## Supplied information
⁂
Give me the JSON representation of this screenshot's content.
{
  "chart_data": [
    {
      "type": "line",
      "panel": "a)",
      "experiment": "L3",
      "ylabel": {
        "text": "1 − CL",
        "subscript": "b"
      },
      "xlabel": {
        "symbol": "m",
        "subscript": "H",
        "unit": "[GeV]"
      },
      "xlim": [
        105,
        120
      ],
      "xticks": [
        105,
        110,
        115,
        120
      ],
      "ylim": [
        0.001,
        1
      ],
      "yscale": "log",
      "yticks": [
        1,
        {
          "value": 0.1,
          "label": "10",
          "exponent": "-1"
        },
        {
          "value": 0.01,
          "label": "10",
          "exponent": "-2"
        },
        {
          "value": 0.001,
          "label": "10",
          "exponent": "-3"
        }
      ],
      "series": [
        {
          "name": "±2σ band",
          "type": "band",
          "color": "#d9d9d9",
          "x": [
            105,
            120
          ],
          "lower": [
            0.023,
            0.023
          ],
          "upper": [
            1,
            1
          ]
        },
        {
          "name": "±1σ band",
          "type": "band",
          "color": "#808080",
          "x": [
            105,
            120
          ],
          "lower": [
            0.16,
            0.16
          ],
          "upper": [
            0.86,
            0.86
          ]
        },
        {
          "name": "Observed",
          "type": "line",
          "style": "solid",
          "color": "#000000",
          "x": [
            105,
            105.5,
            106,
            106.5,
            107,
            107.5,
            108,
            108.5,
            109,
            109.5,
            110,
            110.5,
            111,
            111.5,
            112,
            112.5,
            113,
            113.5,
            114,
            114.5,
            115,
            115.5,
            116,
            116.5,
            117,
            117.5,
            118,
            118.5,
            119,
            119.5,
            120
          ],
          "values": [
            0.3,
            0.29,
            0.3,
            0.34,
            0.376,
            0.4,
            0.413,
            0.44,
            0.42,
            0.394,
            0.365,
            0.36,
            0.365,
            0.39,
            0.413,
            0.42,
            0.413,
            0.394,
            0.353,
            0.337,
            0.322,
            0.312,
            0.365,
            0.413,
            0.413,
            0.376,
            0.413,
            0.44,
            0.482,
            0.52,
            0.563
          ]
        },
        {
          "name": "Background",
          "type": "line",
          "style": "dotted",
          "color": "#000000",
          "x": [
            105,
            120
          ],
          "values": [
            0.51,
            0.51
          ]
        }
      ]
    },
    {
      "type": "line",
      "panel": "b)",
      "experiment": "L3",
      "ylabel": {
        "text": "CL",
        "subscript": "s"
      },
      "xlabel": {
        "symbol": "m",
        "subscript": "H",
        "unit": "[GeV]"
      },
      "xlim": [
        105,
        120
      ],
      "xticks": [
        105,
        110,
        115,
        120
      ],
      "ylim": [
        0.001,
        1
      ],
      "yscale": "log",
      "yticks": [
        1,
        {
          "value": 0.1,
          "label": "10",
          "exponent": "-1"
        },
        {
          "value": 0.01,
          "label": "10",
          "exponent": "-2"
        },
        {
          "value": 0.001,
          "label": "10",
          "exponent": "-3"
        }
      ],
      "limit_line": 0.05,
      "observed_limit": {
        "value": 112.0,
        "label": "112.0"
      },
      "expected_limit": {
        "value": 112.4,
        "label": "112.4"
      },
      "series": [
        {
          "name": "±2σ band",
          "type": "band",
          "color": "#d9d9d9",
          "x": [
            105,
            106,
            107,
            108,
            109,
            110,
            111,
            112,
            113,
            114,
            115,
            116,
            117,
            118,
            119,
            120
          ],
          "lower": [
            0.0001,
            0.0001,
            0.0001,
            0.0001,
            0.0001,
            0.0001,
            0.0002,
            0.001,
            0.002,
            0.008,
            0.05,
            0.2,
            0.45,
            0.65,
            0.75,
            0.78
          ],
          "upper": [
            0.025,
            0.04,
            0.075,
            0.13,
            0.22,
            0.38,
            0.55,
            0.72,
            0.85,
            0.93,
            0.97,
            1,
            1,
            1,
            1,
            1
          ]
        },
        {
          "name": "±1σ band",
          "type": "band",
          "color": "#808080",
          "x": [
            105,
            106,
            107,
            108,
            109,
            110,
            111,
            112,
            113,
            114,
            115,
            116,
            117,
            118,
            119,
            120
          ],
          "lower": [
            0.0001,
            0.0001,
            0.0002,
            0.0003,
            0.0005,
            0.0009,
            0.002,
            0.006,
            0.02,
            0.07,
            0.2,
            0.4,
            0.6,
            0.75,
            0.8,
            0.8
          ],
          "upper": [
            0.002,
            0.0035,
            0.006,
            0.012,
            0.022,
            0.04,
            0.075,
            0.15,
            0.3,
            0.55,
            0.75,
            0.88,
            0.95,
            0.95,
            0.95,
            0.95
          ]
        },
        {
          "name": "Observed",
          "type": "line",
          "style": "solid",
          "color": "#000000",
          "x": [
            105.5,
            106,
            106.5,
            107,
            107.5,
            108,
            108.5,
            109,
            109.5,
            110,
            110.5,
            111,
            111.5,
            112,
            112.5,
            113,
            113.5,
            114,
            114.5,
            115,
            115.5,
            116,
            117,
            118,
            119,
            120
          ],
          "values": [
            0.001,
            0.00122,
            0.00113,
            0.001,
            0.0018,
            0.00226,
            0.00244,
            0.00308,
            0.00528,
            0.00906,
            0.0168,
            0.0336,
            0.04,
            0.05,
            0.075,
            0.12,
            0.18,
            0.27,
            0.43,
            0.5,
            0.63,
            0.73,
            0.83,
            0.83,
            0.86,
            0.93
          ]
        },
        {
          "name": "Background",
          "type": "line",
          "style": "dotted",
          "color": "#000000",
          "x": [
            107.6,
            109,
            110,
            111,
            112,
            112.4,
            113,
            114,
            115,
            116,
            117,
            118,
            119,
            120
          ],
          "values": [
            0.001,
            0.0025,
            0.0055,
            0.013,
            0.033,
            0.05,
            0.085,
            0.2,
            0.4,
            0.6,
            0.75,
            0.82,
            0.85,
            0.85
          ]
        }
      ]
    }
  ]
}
⁂
## Aim
Write out each line of the data above again, exactly as given.

## Worked answer
Give me the JSON representation of this screenshot's content.
{
  "chart_data": [
    {
      "type": "line",
      "panel": "a)",
      "experiment": "L3",
      "ylabel": {
        "text": "1 − CL",
        "subscript": "b"
      },
      "xlabel": {
        "symbol": "m",
        "subscript": "H",
        "unit": "[GeV]"
      },
      "xlim": [
        105,
        120
      ],
      "xticks": [
        105,
        110,
        115,
        120
      ],
      "ylim": [
        0.001,
        1
      ],
      "yscale": "log",
      "yticks": [
        1,
        {
          "value": 0.1,
          "label": "10",
          "exponent": "-1"
        },
        {
          "value": 0.01,
          "label": "10",
          "exponent": "-2"
        },
        {
          "value": 0.001,
          "label": "10",
          "exponent": "-3"
        }
      ],
      "series": [
        {
          "name": "±2σ band",
          "type": "band",
          "color": "#d9d9d9",
          "x": [
            105,
            120
          ],
          "lower": [
            0.023,
            0.023
          ],
          "upper": [
            1,
            1
          ]
        },
        {
          "name": "±1σ band",
          "type": "band",
          "color": "#808080",
          "x": [
            105,
            120
          ],
          "lower": [
            0.16,
            0.16
          ],
          "upper": [
            0.86,
            0.86
          ]
        },
        {
          "name": "Observed",
          "type": "line",
          "style": "solid",
          "color": "#000000",
          "x": [
            105,
            105.5,
            106,
            106.5,
            107,
            107.5,
            108,
            108.5,
            109,
            109.5,
            110,
            110.5,
            111,
            111.5,
            112,
            112.5,
            113,
            113.5,
            114,
            114.5,
            115,
            115.5,
            116,
            116.5,
            117,
            117.5,
            118,
            118.5,
            119,
            119.5,
            120
          ],
          "values": [
            0.3,
            0.29,
            0.3,
            0.34,
            0.376,
            0.4,
            0.413,
            0.44,
            0.42,
            0.394,
            0.365,
            0.36,
            0.365,
            0.39,
            0.413,
            0.42,
            0.413,
            0.394,
            0.353,
            0.337,
            0.322,
            0.312,
            0.365,
            0.413,
            0.413,
            0.376,
            0.413,
            0.44,
            0.482,
            0.52,
            0.563
          ]
        },
        {
          "name": "Background",
          "type": "line",
          "style": "dotted",
          "color": "#000000",
          "x": [
            105,
            120
          ],
          "values": [
            0.51,
            0.51
          ]
        }
      ]
    },
    {
      "type": "line",
      "panel": "b)",
      "experiment": "L3",
      "ylabel": {
        "text": "CL",
        "subscript": "s"
      },
      "xlabel": {
        "symbol": "m",
        "subscript": "H",
        "unit": "[GeV]"
      },
      "xlim": [
        105,
        120
      ],
      "xticks": [
        105,
        110,
        115,
        120
      ],
      "ylim": [
        0.001,
        1
      ],
      "yscale": "log",
      "yticks": [
        1,
        {
          "value": 0.1,
          "label": "10",
          "exponent": "-1"
        },
        {
          "value": 0.01,
          "label": "10",
          "exponent": "-2"
        },
        {
          "value": 0.001,
          "label": "10",
          "exponent": "-3"
        }
      ],
      "limit_line": 0.05,
      "observed_limit": {
        "value": 112.0,
        "label": "112.0"
      },
      "expected_limit": {
        "value": 112.4,
        "label": "112.4"
      },
      "series": [
        {
          "name": "±2σ band",
          "type": "band",
          "color": "#d9d9d9",
          "x": [
            105,
            106,
            107,
            108,
            109,
            110,
            111,
            112,
            113,
            114,
            115,
            116,
            117,
            118,
            119,
            120
          ],
          "lower": [
            0.0001,
            0.0001,
            0.0001,
            0.0001,
            0.0001,
            0.0001,
            0.0002,
            0.001,
            0.002,
            0.008,
            0.05,
            0.2,
            0.45,
            0.65,
            0.75,
            0.78
          ],
          "upper": [
            0.025,
            0.04,
            0.075,
            0.13,
            0.22,
            0.38,
            0.55,
            0.72,
            0.85,
            0.93,
            0.97,
            1,
            1,
            1,
            1,
            1
          ]
        },
        {
          "name": "±1σ band",
          "type": "band",
          "color": "#808080",
          "x": [
            105,
            106,
            107,
            108,
            109,
            110,
            111,
            112,
            113,
            114,
            115,
            116,
            117,
            118,
            119,
            120
          ],
          "lower": [
            0.0001,
            0.0001,
            0.0002,
            0.0003,
            0.0005,
            0.0009,
            0.002,
            0.006,
            0.02,
            0.07,
            0.2,
            0.4,
            0.6,
            0.75,
            0.8,
            0.8
          ],
          "upper": [
            0.002,
            0.0035,
            0.006,
            0.012,
            0.022,
            0.04,
            0.075,
            0.15,
            0.3,
            0.55,
            0.75,
            0.88,
            0.95,
            0.95,
            0.95,
            0.95
          ]
        },
        {
          "name": "Observed",
          "type": "line",
          "style": "solid",
          "color": "#000000",
          "x": [
            105.5,
            106,
            106.5,
            107,
            107.5,
            108,
            108.5,
            109,
            109.5,
            110,
            110.5,
            111,
            111.5,
            112,
            112.5,
            113,
            113.5,
            114,
            114.5,
            115,
            115.5,
            116,
            117,
            118,
            119,
            120
          ],
          "values": [
            0.001,
            0.00122,
            0.00113,
            0.001,
            0.0018,
            0.00226,
            0.00244,
            0.00308,
            0.00528,
            0.00906,
            0.0168,
            0.0336,
            0.04,
            0.05,
            0.075,
            0.12,
            0.18,
            0.27,
            0.43,
            0.5,
            0.63,
            0.73,
            0.83,
            0.83,
            0.86,
            0.93
          ]
        },
        {
          "name": "Background",
          "type": "line",
          "style": "dotted",
          "color": "#000000",
          "x": [
            107.6,
            109,
            110,
            111,
            112,
            112.4,
            113,
            114,
            115,
            116,
            117,
            118,
            119,
            120
          ],
          "values": [
            0.001,
            0.0025,
            0.0055,
            0.013,
            0.033,
            0.05,
            0.085,
            0.2,
            0.4,
            0.6,
            0.75,
            0.82,
            0.85,
            0.85
          ]
        }
      ]
    }
  ]
}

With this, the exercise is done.